> [Exercise]:
Give the listing again character for character, but drop the images.

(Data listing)
# # # # # # #

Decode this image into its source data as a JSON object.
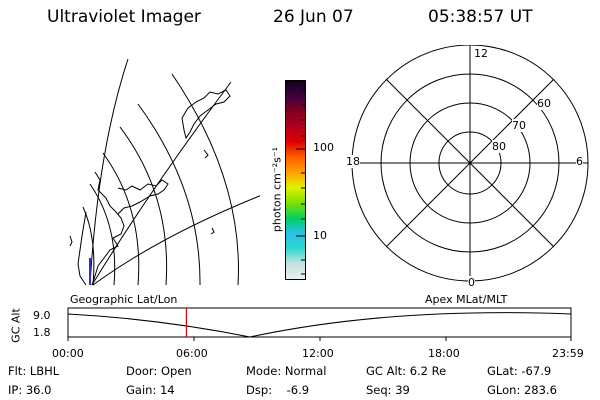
{
  "header": {
    "instrument": "Ultraviolet Imager",
    "date": "26 Jun 07",
    "time": "05:38:57 UT"
  },
  "colorbar": {
    "unit_label": "photon cm⁻²s⁻¹",
    "tick_100": "100",
    "tick_10": "10",
    "colors": [
      "#e8f0f0",
      "#c8e0e0",
      "#30d8d0",
      "#28c0e8",
      "#00d060",
      "#80e000",
      "#e0f000",
      "#ffa000",
      "#ff6000",
      "#e00000",
      "#b00020",
      "#800020",
      "#400040",
      "#100020"
    ]
  },
  "polar": {
    "label_12": "12",
    "label_6": "6",
    "label_18": "18",
    "label_0": "0",
    "label_60": "60",
    "label_70": "70",
    "label_80": "80"
  },
  "timeline": {
    "left_label": "Geographic Lat/Lon",
    "right_label": "Apex MLat/MLT",
    "axis_title": "GC Alt",
    "y_max": "9.0",
    "y_min": "1.8",
    "x_ticks": [
      "00:00",
      "06:00",
      "12:00",
      "18:00",
      "23:59"
    ],
    "current_time_fraction": 0.2354
  },
  "info": {
    "flt": "Flt: LBHL",
    "ip": "IP: 36.0",
    "door": "Door: Open",
    "gain": "Gain: 14",
    "mode": "Mode: Normal",
    "dsp": "Dsp:    -6.9",
    "gcalt": "GC Alt: 6.2 Re",
    "seq": "Seq: 39",
    "glat": "GLat: -67.9",
    "glon": "GLon: 283.6"
  }
}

# # # # # # #

> [Task answer]:
Decode this image into its source data as a JSON object.
{
  "header": {
    "instrument": "Ultraviolet Imager",
    "date": "26 Jun 07",
    "time": "05:38:57 UT"
  },
  "colorbar": {
    "unit_label": "photon cm⁻²s⁻¹",
    "tick_100": "100",
    "tick_10": "10",
    "colors": [
      "#e8f0f0",
      "#c8e0e0",
      "#30d8d0",
      "#28c0e8",
      "#00d060",
      "#80e000",
      "#e0f000",
      "#ffa000",
      "#ff6000",
      "#e00000",
      "#b00020",
      "#800020",
      "#400040",
      "#100020"
    ]
  },
  "polar": {
    "label_12": "12",
    "label_6": "6",
    "label_18": "18",
    "label_0": "0",
    "label_60": "60",
    "label_70": "70",
    "label_80": "80"
  },
  "timeline": {
    "left_label": "Geographic Lat/Lon",
    "right_label": "Apex MLat/MLT",
    "axis_title": "GC Alt",
    "y_max": "9.0",
    "y_min": "1.8",
    "x_ticks": [
      "00:00",
      "06:00",
      "12:00",
      "18:00",
      "23:59"
    ],
    "current_time_fraction": 0.2354
  },
  "info": {
    "flt": "Flt: LBHL",
    "ip": "IP: 36.0",
    "door": "Door: Open",
    "gain": "Gain: 14",
    "mode": "Mode: Normal",
    "dsp": "Dsp:    -6.9",
    "gcalt": "GC Alt: 6.2 Re",
    "seq": "Seq: 39",
    "glat": "GLat: -67.9",
    "glon": "GLon: 283.6"
  }
}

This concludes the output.